What the exercise asks =
Each entry below should be reproduced character for character.

Stored data =
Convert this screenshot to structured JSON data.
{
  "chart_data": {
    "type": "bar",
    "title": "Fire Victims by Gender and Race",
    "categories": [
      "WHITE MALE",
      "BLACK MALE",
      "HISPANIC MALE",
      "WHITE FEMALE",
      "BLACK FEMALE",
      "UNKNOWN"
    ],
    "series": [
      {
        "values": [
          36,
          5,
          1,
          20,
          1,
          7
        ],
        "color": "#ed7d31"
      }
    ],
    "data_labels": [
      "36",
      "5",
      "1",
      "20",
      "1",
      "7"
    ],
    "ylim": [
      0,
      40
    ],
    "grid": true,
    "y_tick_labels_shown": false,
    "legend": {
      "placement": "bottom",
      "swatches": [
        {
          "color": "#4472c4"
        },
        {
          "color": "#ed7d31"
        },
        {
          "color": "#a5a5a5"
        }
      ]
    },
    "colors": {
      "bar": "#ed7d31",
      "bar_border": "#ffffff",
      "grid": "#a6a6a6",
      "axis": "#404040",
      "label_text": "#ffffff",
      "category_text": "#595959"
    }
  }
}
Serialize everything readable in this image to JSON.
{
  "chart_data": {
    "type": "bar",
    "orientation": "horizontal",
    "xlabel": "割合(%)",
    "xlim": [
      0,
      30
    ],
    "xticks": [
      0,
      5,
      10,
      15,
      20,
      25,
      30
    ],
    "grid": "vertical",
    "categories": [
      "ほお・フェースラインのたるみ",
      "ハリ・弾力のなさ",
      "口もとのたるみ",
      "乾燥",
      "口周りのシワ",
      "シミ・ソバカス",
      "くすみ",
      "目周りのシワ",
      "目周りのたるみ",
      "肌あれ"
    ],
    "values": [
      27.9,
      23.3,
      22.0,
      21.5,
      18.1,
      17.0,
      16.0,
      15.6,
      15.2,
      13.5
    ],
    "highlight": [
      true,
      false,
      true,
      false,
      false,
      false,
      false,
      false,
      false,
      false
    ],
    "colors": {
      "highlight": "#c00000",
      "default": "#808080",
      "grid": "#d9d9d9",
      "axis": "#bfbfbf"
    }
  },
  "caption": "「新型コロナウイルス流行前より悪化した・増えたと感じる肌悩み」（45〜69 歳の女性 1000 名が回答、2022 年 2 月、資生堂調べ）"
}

Finished exercise =
Convert this screenshot to structured JSON data.
{
  "chart_data": {
    "type": "bar",
    "title": "Fire Victims by Gender and Race",
    "categories": [
      "WHITE MALE",
      "BLACK MALE",
      "HISPANIC MALE",
      "WHITE FEMALE",
      "BLACK FEMALE",
      "UNKNOWN"
    ],
    "series": [
      {
        "values": [
          36,
          5,
          1,
          20,
          1,
          7
        ],
        "color": "#ed7d31"
      }
    ],
    "data_labels": [
      "36",
      "5",
      "1",
      "20",
      "1",
      "7"
    ],
    "ylim": [
      0,
      40
    ],
    "grid": true,
    "y_tick_labels_shown": false,
    "legend": {
      "placement": "bottom",
      "swatches": [
        {
          "color": "#4472c4"
        },
        {
          "color": "#ed7d31"
        },
        {
          "color": "#a5a5a5"
        }
      ]
    },
    "colors": {
      "bar": "#ed7d31",
      "bar_border": "#ffffff",
      "grid": "#a6a6a6",
      "axis": "#404040",
      "label_text": "#ffffff",
      "category_text": "#595959"
    }
  }
}
Serialize everything readable in this image to JSON.
{
  "chart_data": {
    "type": "bar",
    "orientation": "horizontal",
    "xlabel": "割合(%)",
    "xlim": [
      0,
      30
    ],
    "xticks": [
      0,
      5,
      10,
      15,
      20,
      25,
      30
    ],
    "grid": "vertical",
    "categories": [
      "ほお・フェースラインのたるみ",
      "ハリ・弾力のなさ",
      "口もとのたるみ",
      "乾燥",
      "口周りのシワ",
      "シミ・ソバカス",
      "くすみ",
      "目周りのシワ",
      "目周りのたるみ",
      "肌あれ"
    ],
    "values": [
      27.9,
      23.3,
      22.0,
      21.5,
      18.1,
      17.0,
      16.0,
      15.6,
      15.2,
      13.5
    ],
    "highlight": [
      true,
      false,
      true,
      false,
      false,
      false,
      false,
      false,
      false,
      false
    ],
    "colors": {
      "highlight": "#c00000",
      "default": "#808080",
      "grid": "#d9d9d9",
      "axis": "#bfbfbf"
    }
  },
  "caption": "「新型コロナウイルス流行前より悪化した・増えたと感じる肌悩み」（45〜69 歳の女性 1000 名が回答、2022 年 2 月、資生堂調べ）"
}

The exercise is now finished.